#### [WHAT YOU HAVE TO DO]
Scan the records for the word "choice". Copy each line that includes it.

#### [ENTRIES SHOWN]
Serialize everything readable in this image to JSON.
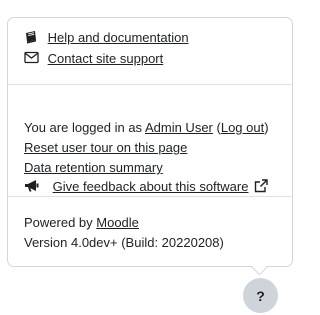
{
  "links": {
    "help_docs": "Help and documentation",
    "contact_support": "Contact site support"
  },
  "login": {
    "prefix": "You are logged in as ",
    "user": "Admin User",
    "open_paren": " (",
    "logout": "Log out",
    "close_paren": ")"
  },
  "actions": {
    "reset_tour": "Reset user tour on this page",
    "data_retention": "Data retention summary",
    "feedback": "Give feedback about this software"
  },
  "footer": {
    "powered_prefix": "Powered by ",
    "moodle": "Moodle",
    "version": "Version 4.0dev+ (Build: 20220208)"
  },
  "help_button": {
    "label": "?"
  },
  "icons": {
    "help": "book-icon",
    "contact": "envelope-icon",
    "feedback": "bullhorn-icon",
    "external": "external-link-icon"
  }
}
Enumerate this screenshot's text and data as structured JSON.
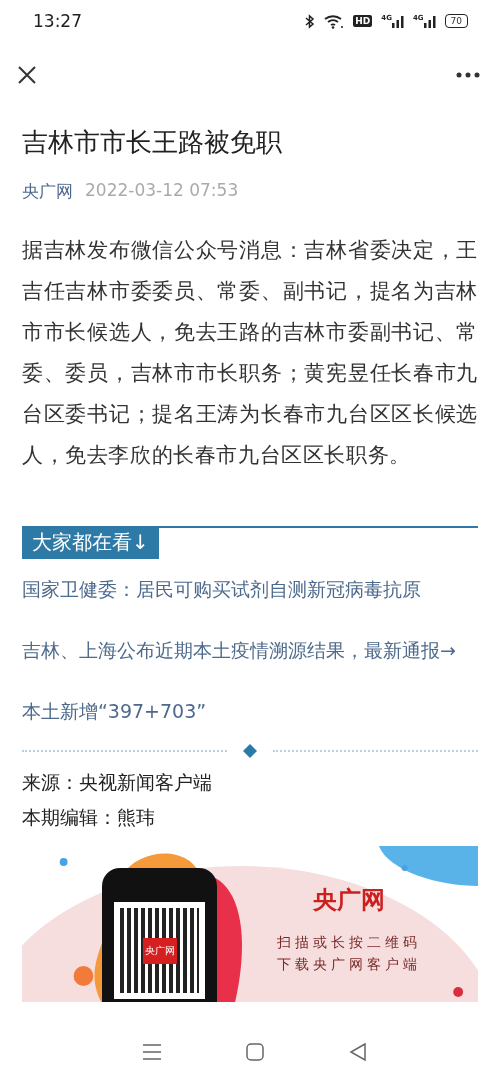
{
  "status_bar": {
    "time": "13:27",
    "hd": "HD",
    "network_1": "4G",
    "network_2": "4G",
    "battery": "70"
  },
  "article": {
    "title": "吉林市市长王路被免职",
    "source": "央广网",
    "date": "2022-03-12 07:53",
    "body": "据吉林发布微信公众号消息：吉林省委决定，王吉任吉林市委委员、常委、副书记，提名为吉林市市长候选人，免去王路的吉林市委副书记、常委、委员，吉林市市长职务；黄宪昱任长春市九台区委书记；提名王涛为长春市九台区区长候选人，免去李欣的长春市九台区区长职务。"
  },
  "related": {
    "heading": "大家都在看↓",
    "links": [
      {
        "text": "国家卫健委：居民可购买试剂自测新冠病毒抗原"
      },
      {
        "text": "吉林、上海公布近期本土疫情溯源结果，最新通报→"
      },
      {
        "text": "本土新增“397+703”"
      }
    ]
  },
  "credits": [
    {
      "text": "来源：央视新闻客户端"
    },
    {
      "text": "本期编辑：熊玮"
    }
  ],
  "banner": {
    "logo": "央广网",
    "lines": [
      "扫描或长按二维码",
      "下载央广网客户端"
    ],
    "qr_badge": "央广网"
  }
}
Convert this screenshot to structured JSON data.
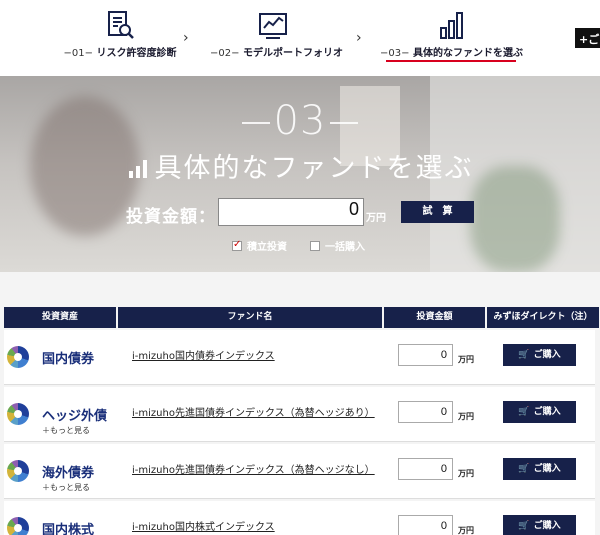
{
  "steps": [
    {
      "num": "−01−",
      "label": "リスク許容度診断",
      "icon": "document-search-icon"
    },
    {
      "num": "−02−",
      "label": "モデルポートフォリオ",
      "icon": "portfolio-chart-icon"
    },
    {
      "num": "−03−",
      "label": "具体的なファンドを選ぶ",
      "icon": "bar-chart-icon"
    }
  ],
  "corner_button": "+ご",
  "hero": {
    "step_number": "03",
    "title": "具体的なファンドを選ぶ",
    "amount_label": "投資金額：",
    "amount_value": "0",
    "amount_unit": "万円",
    "calc_button": "試　算",
    "check_periodic": "積立投資",
    "check_periodic_checked": true,
    "check_lump": "一括購入",
    "check_lump_checked": false
  },
  "table": {
    "headers": [
      "投資資産",
      "ファンド名",
      "投資金額",
      "みずほダイレクト（注）"
    ],
    "rows": [
      {
        "asset": "国内債券",
        "more": "",
        "fund": "i-mizuho国内債券インデックス",
        "value": "0",
        "unit": "万円",
        "buy": "ご購入"
      },
      {
        "asset": "ヘッジ外債",
        "more": "＋もっと見る",
        "fund": "i-mizuho先進国債券インデックス（為替ヘッジあり）",
        "value": "0",
        "unit": "万円",
        "buy": "ご購入"
      },
      {
        "asset": "海外債券",
        "more": "＋もっと見る",
        "fund": "i-mizuho先進国債券インデックス（為替ヘッジなし）",
        "value": "0",
        "unit": "万円",
        "buy": "ご購入"
      },
      {
        "asset": "国内株式",
        "more": "",
        "fund": "i-mizuho国内株式インデックス",
        "value": "0",
        "unit": "万円",
        "buy": "ご購入"
      }
    ]
  },
  "colors": {
    "navy": "#17214a",
    "accent_red": "#d8001e",
    "asset_blue": "#1a2f7a"
  }
}
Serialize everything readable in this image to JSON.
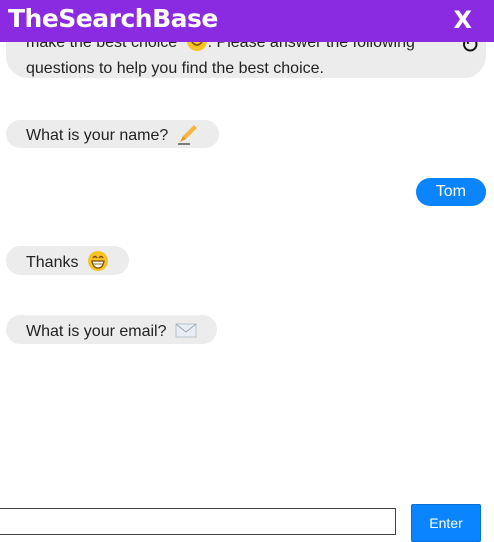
{
  "header": {
    "title": "TheSearchBase",
    "close_label": "X"
  },
  "chat": {
    "intro_line1": "make the best choice",
    "intro_line1b": ". Please answer the following",
    "intro_line2": "questions to help you find the best choice.",
    "refresh_symbol": "↻",
    "messages": [
      {
        "sender": "bot",
        "text": "What is your name?",
        "icon": "writing-hand-icon"
      },
      {
        "sender": "user",
        "text": "Tom"
      },
      {
        "sender": "bot",
        "text": "Thanks",
        "icon": "grinning-face-icon"
      },
      {
        "sender": "bot",
        "text": "What is your email?",
        "icon": "envelope-icon"
      }
    ]
  },
  "input": {
    "value": "",
    "placeholder": "",
    "button_label": "Enter"
  },
  "colors": {
    "header": "#8a2be2",
    "accent": "#0a84ff",
    "bubble": "#ececec"
  }
}
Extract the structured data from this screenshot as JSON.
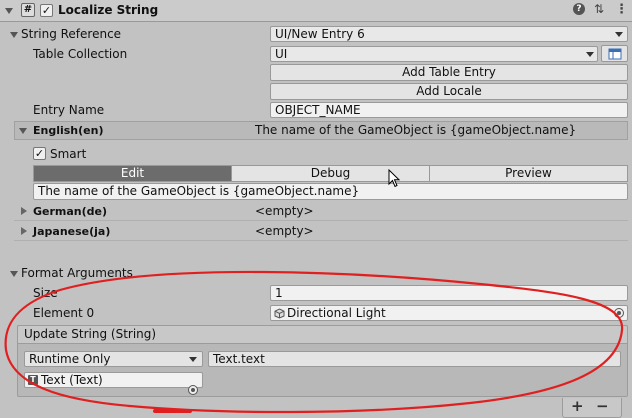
{
  "component": {
    "title": "Localize String",
    "enabled": true
  },
  "string_reference": {
    "label": "String Reference",
    "value": "UI/New Entry 6",
    "table_collection_label": "Table Collection",
    "table_collection_value": "UI",
    "add_table_entry": "Add Table Entry",
    "add_locale": "Add Locale",
    "entry_name_label": "Entry Name",
    "entry_name_value": "OBJECT_NAME"
  },
  "locales": {
    "english": {
      "label": "English(en)",
      "preview": "The name of the GameObject is {gameObject.name}",
      "smart_label": "Smart",
      "smart_checked": true,
      "tabs": [
        "Edit",
        "Debug",
        "Preview"
      ],
      "active_tab": "Edit",
      "text_value": "The name of the GameObject is {gameObject.name}"
    },
    "german": {
      "label": "German(de)",
      "value": "<empty>"
    },
    "japanese": {
      "label": "Japanese(ja)",
      "value": "<empty>"
    }
  },
  "format_arguments": {
    "label": "Format Arguments",
    "size_label": "Size",
    "size_value": "1",
    "element0_label": "Element 0",
    "element0_value": "Directional Light"
  },
  "update_string": {
    "title": "Update String (String)",
    "runtime_option": "Runtime Only",
    "function_value": "Text.text",
    "object_value": "Text (Text)",
    "add_symbol": "+",
    "remove_symbol": "−"
  },
  "icons": {
    "hash": "#",
    "help": "?",
    "preset": "⇅",
    "menu": "⋮"
  },
  "colors": {
    "annotation": "#e02020",
    "active_tab": "#6c6c6c"
  }
}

#### [WRITTEN RESPONSE]
    "intro_line1": "make the best choice",
    "intro_line2": "questions to help you find the best choice.",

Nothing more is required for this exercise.